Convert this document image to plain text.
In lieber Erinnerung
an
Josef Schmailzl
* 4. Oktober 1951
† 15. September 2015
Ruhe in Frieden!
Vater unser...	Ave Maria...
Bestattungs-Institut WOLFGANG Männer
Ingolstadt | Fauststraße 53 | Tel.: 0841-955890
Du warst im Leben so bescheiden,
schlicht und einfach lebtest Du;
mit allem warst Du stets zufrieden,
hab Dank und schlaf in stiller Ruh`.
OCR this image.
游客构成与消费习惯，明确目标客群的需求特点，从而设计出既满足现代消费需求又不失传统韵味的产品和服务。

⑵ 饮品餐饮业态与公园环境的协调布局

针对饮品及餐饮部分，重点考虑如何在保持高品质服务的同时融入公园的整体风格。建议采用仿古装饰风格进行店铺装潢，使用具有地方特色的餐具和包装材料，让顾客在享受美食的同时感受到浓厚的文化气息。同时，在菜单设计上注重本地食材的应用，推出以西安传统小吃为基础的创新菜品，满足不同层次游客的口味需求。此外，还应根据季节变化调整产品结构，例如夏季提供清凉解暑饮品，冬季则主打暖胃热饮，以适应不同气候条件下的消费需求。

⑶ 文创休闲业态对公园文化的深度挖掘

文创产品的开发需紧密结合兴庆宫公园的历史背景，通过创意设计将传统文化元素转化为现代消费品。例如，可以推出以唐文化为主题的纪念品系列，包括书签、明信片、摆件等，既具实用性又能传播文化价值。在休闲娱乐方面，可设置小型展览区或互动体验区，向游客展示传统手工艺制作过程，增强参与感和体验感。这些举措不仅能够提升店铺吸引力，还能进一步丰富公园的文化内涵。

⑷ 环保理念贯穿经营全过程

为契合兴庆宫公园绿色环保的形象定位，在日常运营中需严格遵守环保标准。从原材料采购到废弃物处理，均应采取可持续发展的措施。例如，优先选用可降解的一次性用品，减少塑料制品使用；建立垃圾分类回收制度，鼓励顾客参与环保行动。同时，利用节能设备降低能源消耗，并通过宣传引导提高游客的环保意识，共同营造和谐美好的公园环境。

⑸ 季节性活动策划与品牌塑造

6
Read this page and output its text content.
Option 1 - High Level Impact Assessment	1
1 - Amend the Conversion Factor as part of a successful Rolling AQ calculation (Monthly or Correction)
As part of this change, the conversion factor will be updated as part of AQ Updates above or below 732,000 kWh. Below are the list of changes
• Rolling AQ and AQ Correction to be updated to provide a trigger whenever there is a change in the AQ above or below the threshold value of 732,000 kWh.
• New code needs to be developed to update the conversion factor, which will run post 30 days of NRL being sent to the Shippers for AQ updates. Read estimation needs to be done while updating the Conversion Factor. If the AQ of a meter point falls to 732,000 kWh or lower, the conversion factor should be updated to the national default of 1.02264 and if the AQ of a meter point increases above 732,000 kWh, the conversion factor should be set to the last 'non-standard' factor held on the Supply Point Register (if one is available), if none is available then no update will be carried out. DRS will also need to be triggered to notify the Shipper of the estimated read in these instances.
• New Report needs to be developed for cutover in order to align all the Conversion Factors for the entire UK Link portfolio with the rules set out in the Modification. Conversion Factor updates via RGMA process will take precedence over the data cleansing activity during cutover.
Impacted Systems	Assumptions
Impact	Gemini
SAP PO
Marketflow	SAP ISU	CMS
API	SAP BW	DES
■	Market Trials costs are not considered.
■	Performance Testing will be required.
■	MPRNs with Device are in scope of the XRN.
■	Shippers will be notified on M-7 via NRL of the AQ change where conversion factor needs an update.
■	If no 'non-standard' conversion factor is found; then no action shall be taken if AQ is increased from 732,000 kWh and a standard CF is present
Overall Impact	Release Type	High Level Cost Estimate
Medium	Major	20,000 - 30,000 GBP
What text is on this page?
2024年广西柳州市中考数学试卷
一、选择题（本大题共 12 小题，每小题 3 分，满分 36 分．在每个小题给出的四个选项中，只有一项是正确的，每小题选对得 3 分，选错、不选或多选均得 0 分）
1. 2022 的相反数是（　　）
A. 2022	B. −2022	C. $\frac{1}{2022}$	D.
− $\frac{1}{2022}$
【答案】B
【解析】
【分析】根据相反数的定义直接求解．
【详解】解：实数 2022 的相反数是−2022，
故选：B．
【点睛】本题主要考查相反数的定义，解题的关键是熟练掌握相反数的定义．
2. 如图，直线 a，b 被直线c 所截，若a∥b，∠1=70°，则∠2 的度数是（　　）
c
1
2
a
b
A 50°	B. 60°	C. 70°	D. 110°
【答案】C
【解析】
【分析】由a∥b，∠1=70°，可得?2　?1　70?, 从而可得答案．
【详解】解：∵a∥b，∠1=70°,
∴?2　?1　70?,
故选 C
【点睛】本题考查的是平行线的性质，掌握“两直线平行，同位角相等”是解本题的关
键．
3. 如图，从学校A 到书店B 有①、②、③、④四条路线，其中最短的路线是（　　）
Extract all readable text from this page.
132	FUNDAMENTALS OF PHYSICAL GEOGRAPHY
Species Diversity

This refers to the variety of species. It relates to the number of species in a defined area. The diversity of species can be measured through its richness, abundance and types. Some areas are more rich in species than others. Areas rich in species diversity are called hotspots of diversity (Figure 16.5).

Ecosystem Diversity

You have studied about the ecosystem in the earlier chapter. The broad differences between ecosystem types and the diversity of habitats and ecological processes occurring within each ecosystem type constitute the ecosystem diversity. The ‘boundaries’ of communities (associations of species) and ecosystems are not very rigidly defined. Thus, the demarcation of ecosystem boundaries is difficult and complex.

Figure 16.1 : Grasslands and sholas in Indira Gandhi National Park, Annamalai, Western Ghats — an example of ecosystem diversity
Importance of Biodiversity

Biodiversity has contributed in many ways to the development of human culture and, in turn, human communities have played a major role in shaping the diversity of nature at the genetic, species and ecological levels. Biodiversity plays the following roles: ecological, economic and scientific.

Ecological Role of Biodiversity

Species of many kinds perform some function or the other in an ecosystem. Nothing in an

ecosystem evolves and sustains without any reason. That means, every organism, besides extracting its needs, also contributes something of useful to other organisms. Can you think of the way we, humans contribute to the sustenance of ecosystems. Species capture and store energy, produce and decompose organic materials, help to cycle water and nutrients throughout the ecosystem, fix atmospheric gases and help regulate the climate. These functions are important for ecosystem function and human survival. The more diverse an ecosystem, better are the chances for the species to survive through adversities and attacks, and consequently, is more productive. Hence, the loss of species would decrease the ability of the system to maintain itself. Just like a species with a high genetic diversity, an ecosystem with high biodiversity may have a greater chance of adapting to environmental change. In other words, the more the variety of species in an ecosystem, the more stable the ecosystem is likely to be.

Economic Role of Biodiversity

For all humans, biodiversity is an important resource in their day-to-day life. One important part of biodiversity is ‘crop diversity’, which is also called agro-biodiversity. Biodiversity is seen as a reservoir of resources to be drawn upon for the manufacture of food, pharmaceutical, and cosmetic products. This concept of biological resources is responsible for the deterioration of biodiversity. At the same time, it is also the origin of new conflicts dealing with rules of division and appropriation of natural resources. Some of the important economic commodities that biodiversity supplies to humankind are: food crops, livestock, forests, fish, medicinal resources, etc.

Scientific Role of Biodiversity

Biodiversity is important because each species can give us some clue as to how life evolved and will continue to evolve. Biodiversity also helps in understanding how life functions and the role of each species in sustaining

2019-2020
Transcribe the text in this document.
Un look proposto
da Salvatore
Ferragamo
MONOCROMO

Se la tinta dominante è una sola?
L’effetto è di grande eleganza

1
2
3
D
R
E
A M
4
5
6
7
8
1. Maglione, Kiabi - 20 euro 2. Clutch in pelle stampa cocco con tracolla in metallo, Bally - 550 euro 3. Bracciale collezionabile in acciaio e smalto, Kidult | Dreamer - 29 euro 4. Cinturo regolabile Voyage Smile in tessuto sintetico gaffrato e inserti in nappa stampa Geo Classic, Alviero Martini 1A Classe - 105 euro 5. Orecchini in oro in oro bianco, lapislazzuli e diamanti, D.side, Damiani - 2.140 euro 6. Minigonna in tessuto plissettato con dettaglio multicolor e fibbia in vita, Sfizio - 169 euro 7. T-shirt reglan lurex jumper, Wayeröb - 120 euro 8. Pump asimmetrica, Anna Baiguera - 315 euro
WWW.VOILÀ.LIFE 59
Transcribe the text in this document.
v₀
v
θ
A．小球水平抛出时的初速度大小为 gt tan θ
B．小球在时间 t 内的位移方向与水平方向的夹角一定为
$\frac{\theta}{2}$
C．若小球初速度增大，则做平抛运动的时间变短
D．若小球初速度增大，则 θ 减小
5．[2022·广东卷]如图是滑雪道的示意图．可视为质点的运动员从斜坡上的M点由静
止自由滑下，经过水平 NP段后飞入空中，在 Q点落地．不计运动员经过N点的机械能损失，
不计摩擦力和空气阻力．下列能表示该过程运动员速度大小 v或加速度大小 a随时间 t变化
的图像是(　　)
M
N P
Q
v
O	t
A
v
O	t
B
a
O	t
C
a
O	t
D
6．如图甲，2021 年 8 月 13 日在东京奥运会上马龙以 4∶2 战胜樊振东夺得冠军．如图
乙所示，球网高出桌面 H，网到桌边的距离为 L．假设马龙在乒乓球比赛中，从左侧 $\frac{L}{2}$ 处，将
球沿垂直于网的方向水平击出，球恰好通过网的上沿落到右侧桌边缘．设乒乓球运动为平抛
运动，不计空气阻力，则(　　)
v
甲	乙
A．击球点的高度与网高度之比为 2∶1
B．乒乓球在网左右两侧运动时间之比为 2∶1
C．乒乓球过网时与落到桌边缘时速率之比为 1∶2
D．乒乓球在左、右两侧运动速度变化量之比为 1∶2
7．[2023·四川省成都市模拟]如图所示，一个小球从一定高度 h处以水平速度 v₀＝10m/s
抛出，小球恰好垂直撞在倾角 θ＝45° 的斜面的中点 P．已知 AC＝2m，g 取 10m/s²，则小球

- - -

Indicate how many lines of the material contain the string "frac", giving the number and nothing more.

| Exercise solution |
4